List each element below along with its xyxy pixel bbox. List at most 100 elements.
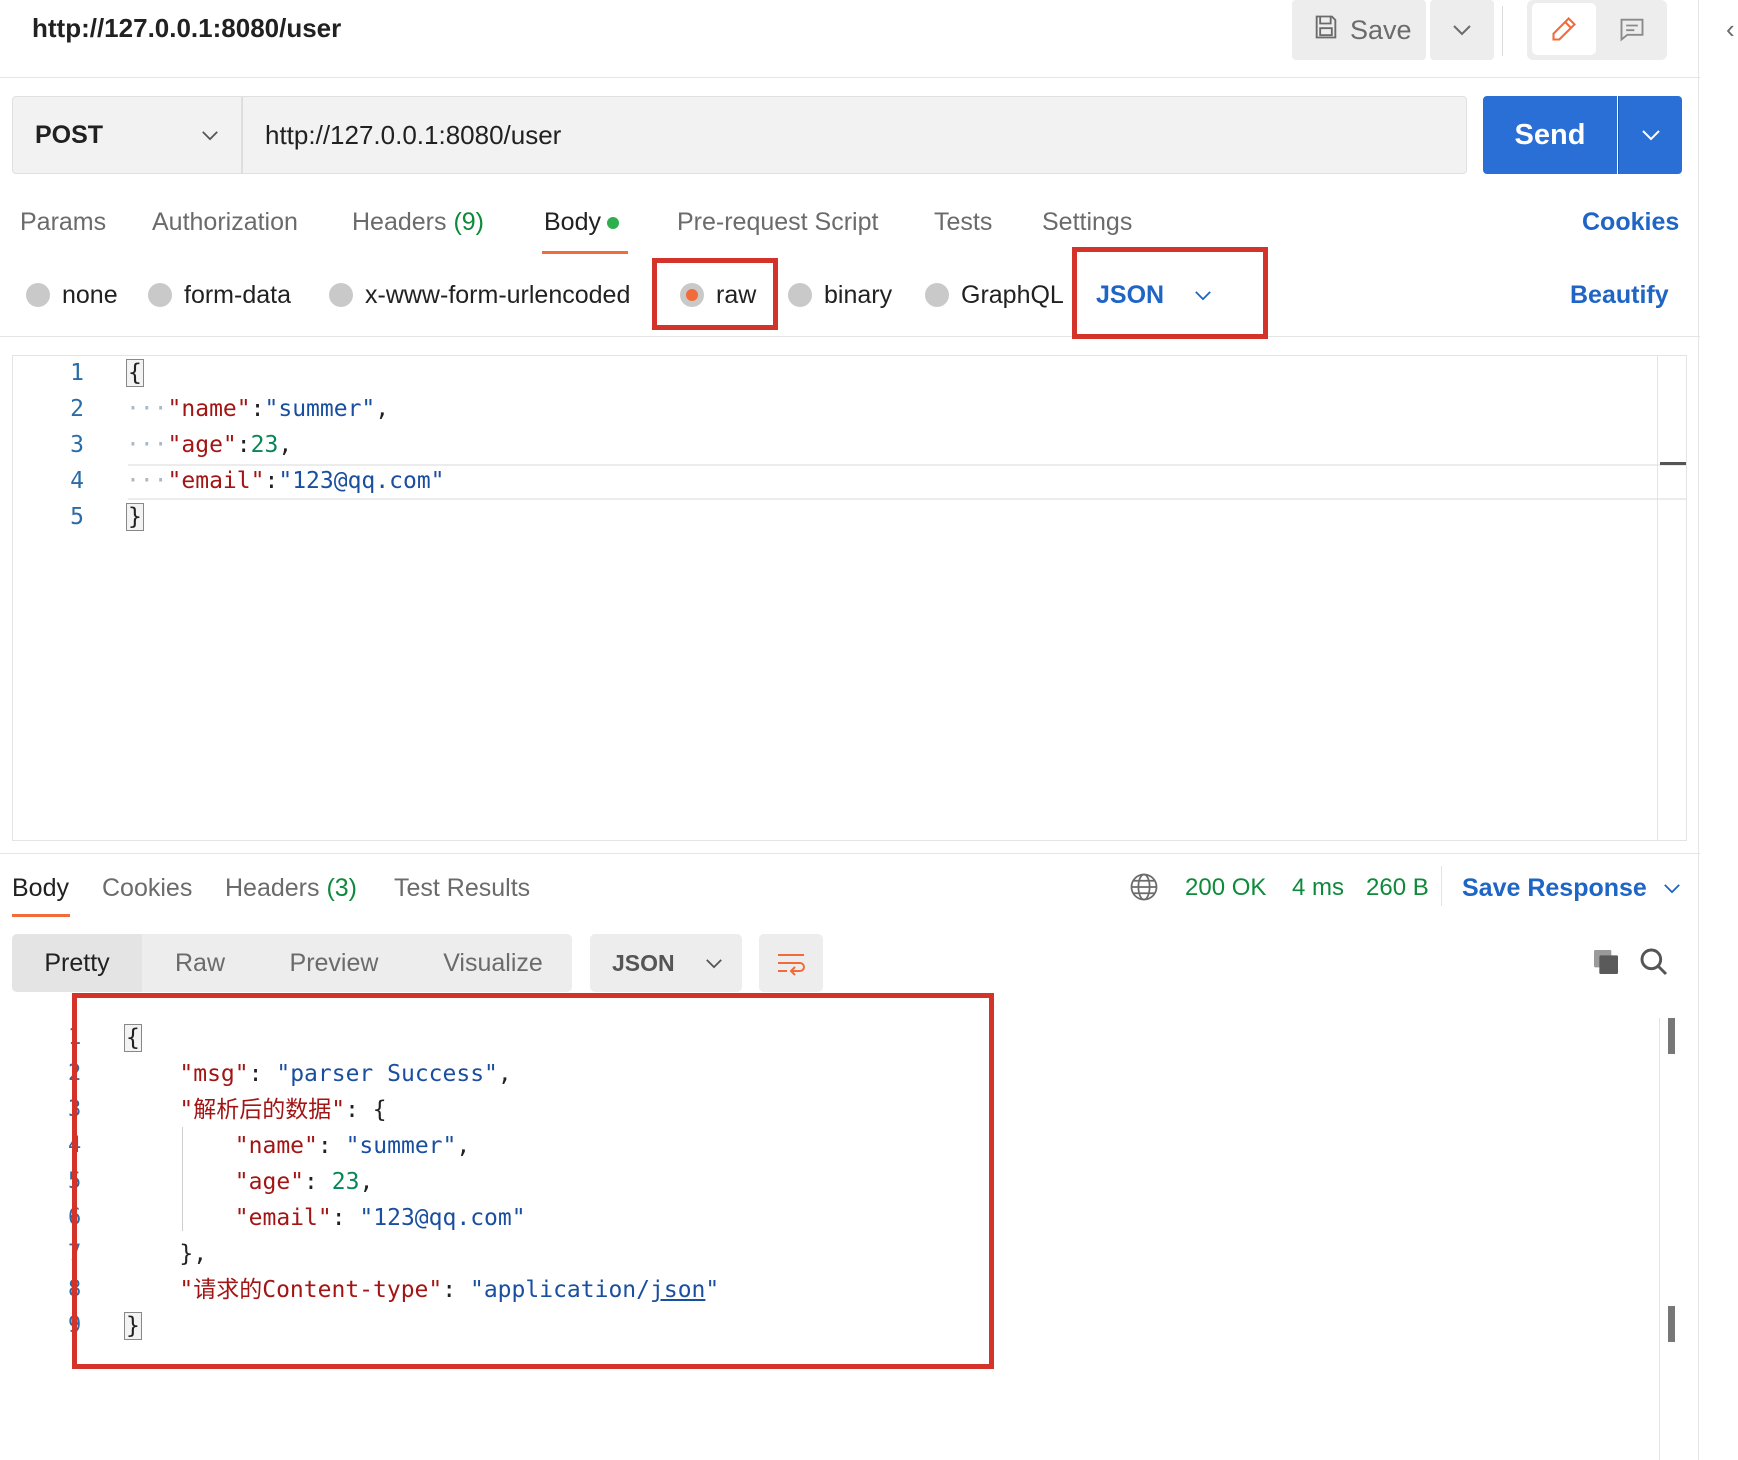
==
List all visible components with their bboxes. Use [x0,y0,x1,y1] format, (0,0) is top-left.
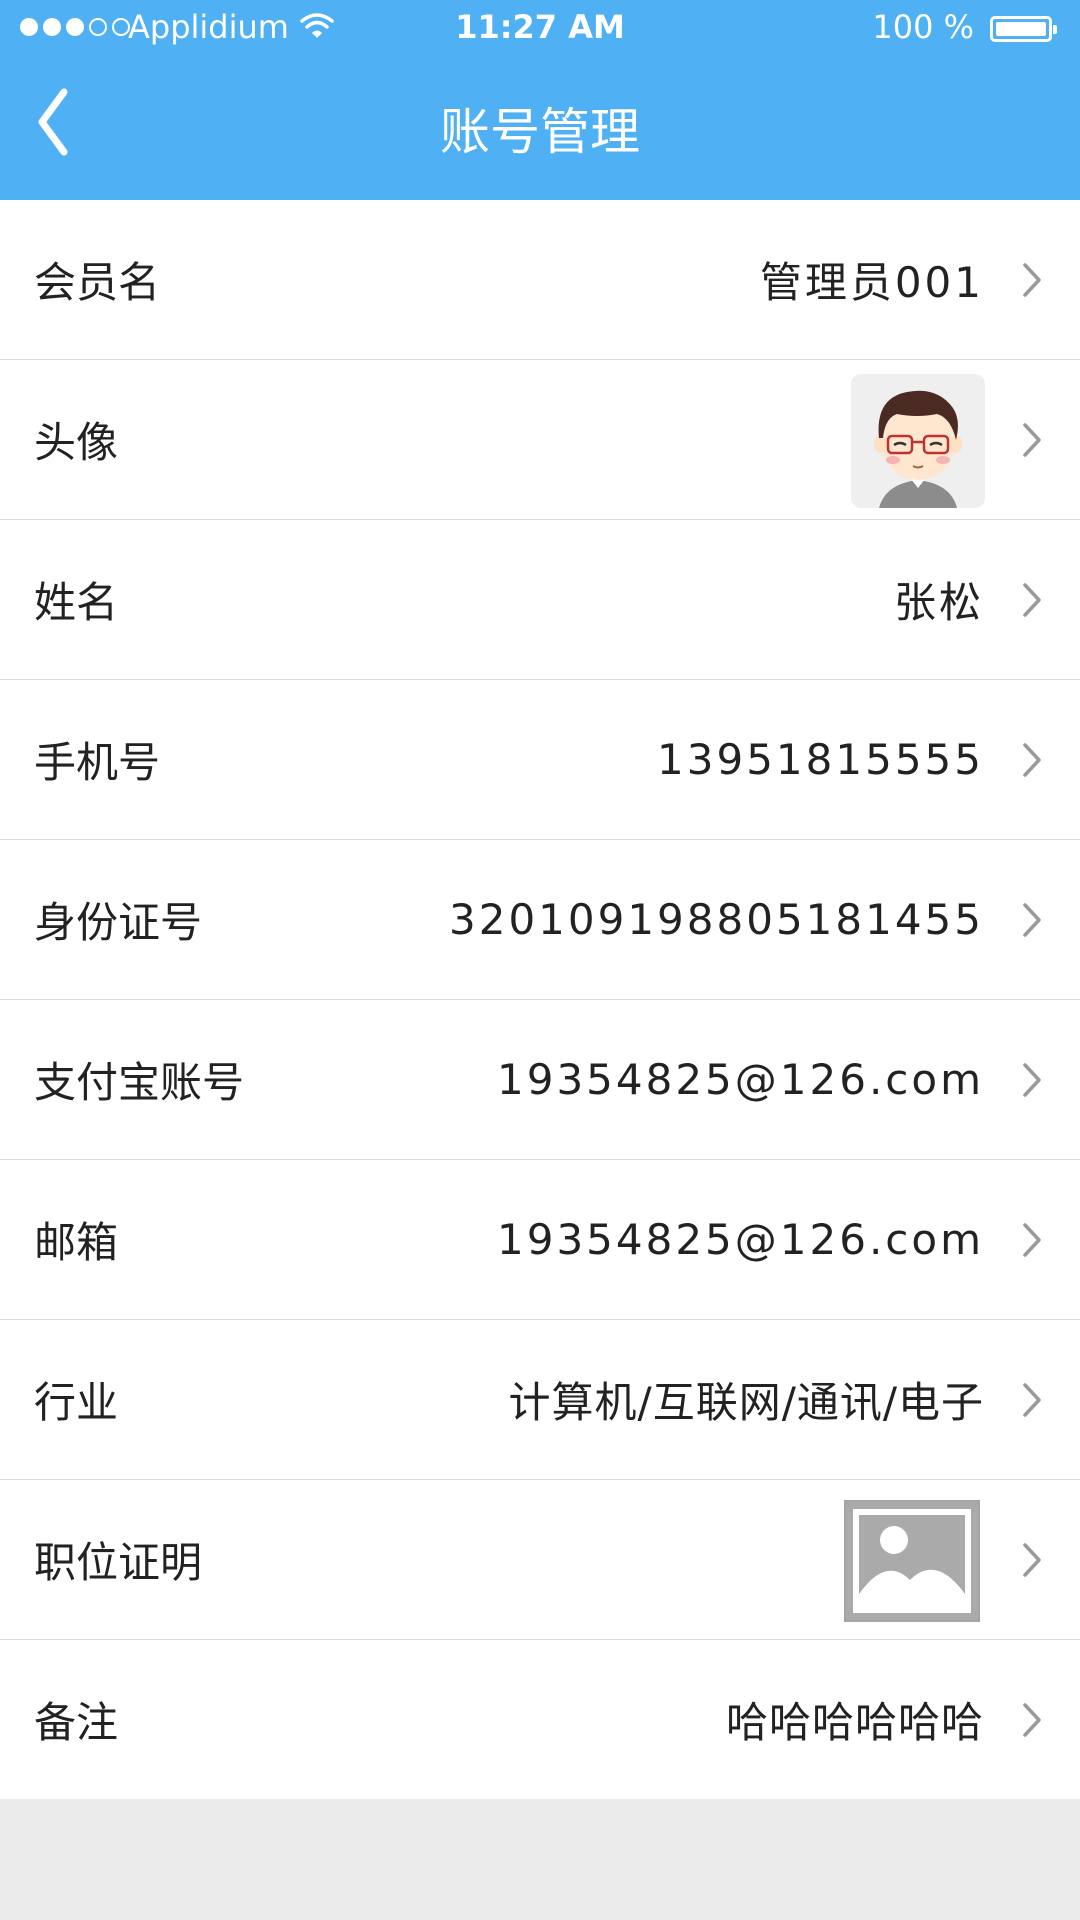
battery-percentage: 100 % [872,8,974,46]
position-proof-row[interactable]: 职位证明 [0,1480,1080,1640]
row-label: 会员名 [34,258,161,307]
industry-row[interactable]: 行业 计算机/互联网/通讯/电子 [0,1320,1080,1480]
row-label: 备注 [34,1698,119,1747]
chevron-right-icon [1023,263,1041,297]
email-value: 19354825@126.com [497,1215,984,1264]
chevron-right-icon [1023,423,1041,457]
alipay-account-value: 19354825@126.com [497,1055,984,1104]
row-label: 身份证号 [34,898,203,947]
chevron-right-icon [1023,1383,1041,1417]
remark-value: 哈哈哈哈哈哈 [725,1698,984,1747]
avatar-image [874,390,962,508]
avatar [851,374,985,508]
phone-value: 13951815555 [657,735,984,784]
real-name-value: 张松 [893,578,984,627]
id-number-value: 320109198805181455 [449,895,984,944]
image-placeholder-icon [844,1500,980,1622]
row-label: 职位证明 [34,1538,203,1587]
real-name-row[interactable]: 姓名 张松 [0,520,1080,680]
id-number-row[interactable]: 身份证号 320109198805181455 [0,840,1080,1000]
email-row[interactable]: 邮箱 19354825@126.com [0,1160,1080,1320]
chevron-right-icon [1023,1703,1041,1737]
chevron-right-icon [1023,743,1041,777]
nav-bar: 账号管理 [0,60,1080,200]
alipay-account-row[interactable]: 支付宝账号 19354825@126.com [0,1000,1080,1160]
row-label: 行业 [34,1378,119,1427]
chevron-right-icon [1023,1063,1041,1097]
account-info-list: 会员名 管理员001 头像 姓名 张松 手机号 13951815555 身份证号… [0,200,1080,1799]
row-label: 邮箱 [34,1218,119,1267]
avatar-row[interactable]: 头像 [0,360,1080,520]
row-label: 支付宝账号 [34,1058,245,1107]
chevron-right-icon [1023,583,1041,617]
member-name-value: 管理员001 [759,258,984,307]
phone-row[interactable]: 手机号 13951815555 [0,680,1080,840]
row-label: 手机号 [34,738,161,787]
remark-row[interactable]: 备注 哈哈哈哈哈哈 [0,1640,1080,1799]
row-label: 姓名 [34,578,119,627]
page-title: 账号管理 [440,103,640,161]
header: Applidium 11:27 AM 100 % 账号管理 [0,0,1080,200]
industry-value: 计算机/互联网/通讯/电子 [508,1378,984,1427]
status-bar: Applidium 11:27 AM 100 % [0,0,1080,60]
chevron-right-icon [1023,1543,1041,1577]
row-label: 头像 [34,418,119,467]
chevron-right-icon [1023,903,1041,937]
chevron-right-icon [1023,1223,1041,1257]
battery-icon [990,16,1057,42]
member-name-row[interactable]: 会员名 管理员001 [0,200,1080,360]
==
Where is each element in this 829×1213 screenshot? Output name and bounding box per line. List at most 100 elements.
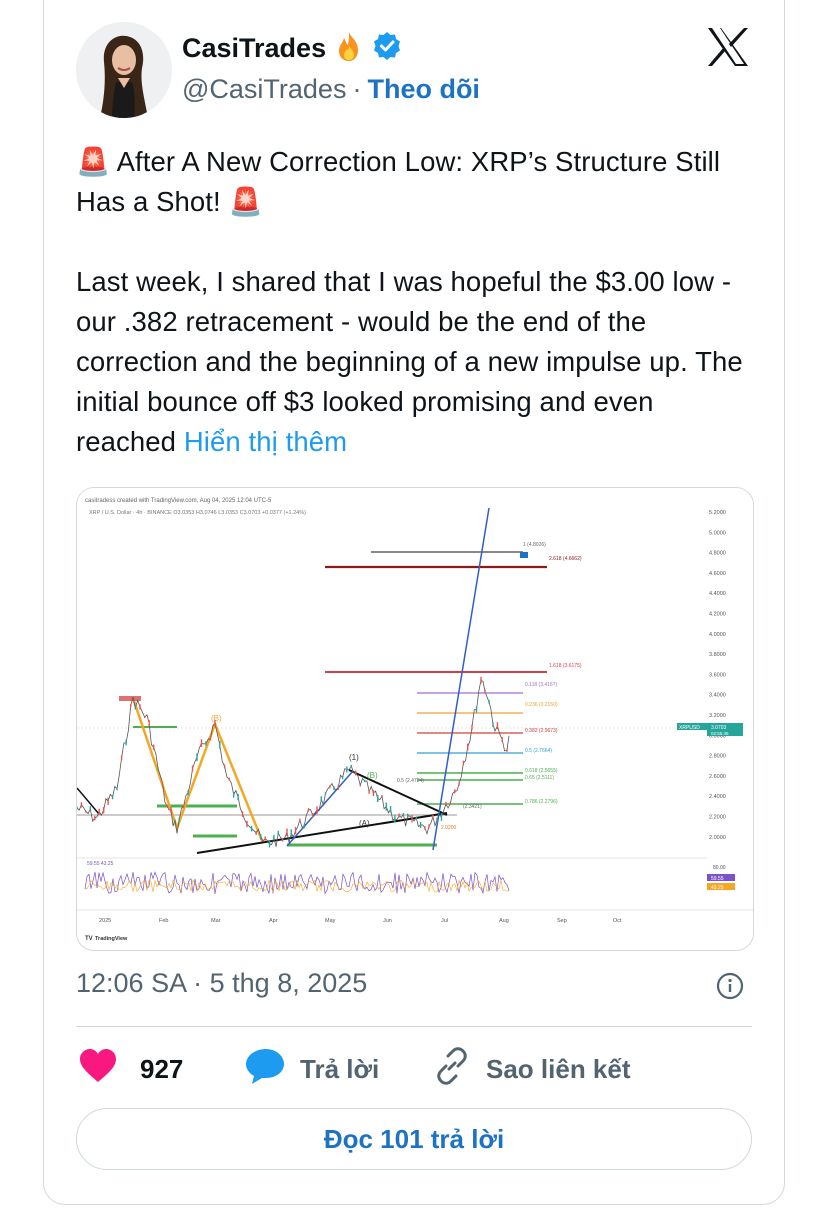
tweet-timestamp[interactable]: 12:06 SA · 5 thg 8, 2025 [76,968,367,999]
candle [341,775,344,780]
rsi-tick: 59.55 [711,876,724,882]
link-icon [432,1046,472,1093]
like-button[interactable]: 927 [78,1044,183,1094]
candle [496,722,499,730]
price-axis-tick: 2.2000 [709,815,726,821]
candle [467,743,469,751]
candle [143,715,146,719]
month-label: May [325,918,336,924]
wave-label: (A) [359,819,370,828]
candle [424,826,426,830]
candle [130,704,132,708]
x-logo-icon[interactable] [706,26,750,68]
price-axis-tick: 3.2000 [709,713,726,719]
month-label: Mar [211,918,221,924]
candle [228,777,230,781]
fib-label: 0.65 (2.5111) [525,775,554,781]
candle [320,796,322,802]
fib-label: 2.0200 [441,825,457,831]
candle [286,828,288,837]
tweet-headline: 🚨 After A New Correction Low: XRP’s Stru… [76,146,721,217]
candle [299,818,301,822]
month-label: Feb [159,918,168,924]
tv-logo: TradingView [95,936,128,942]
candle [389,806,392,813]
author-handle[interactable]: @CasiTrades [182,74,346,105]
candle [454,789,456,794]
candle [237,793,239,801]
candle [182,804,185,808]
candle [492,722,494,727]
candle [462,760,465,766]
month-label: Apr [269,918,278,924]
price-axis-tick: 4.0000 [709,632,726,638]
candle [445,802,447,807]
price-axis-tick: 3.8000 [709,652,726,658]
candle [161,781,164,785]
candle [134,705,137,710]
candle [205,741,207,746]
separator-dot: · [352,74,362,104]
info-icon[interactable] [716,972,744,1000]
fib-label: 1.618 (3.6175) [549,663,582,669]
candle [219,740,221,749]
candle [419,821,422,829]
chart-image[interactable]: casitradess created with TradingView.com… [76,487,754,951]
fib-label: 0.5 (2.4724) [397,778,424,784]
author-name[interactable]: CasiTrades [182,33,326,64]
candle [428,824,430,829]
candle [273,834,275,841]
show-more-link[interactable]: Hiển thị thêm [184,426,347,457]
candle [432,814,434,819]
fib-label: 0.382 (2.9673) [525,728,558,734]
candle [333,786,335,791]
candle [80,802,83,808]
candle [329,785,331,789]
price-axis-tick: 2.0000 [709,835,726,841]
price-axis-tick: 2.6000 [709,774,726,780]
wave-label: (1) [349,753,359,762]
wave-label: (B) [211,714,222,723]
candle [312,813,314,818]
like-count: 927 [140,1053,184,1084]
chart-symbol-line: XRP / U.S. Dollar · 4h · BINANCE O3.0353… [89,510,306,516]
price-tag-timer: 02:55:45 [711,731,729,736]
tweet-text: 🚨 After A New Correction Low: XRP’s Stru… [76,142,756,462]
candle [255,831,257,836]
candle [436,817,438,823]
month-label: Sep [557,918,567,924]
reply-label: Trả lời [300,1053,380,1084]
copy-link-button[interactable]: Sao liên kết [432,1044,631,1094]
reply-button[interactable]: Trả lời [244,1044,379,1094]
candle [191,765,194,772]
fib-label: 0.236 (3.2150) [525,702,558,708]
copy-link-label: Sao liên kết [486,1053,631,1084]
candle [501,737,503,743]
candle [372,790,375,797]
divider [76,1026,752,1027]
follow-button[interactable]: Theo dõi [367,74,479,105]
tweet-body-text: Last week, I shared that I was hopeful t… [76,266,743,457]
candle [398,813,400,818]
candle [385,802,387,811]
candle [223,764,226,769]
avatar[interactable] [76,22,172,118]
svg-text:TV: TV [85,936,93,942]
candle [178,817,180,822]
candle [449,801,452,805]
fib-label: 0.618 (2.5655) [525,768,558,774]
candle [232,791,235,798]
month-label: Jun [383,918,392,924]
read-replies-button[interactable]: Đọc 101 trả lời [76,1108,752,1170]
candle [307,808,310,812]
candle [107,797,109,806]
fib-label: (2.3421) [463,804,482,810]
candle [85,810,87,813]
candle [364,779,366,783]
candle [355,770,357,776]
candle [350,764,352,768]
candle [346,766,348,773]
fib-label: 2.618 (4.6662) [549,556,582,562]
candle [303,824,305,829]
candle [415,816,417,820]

[What to work on] Please set down the material word for word, from the line with "Where is each" to the line with "candle [496,722,499,730]", including both of those lines. Leave the pictures out.

[The result]
Where is each element in this 829×1213 screenshot? Output name and bounding box per line. List at most 100 elements.
tweet-timestamp[interactable]: 12:06 SA · 5 thg 8, 2025 [76,968,367,999]
candle [341,775,344,780]
rsi-tick: 59.55 [711,876,724,882]
link-icon [432,1046,472,1093]
like-button[interactable]: 927 [78,1044,183,1094]
candle [496,722,499,730]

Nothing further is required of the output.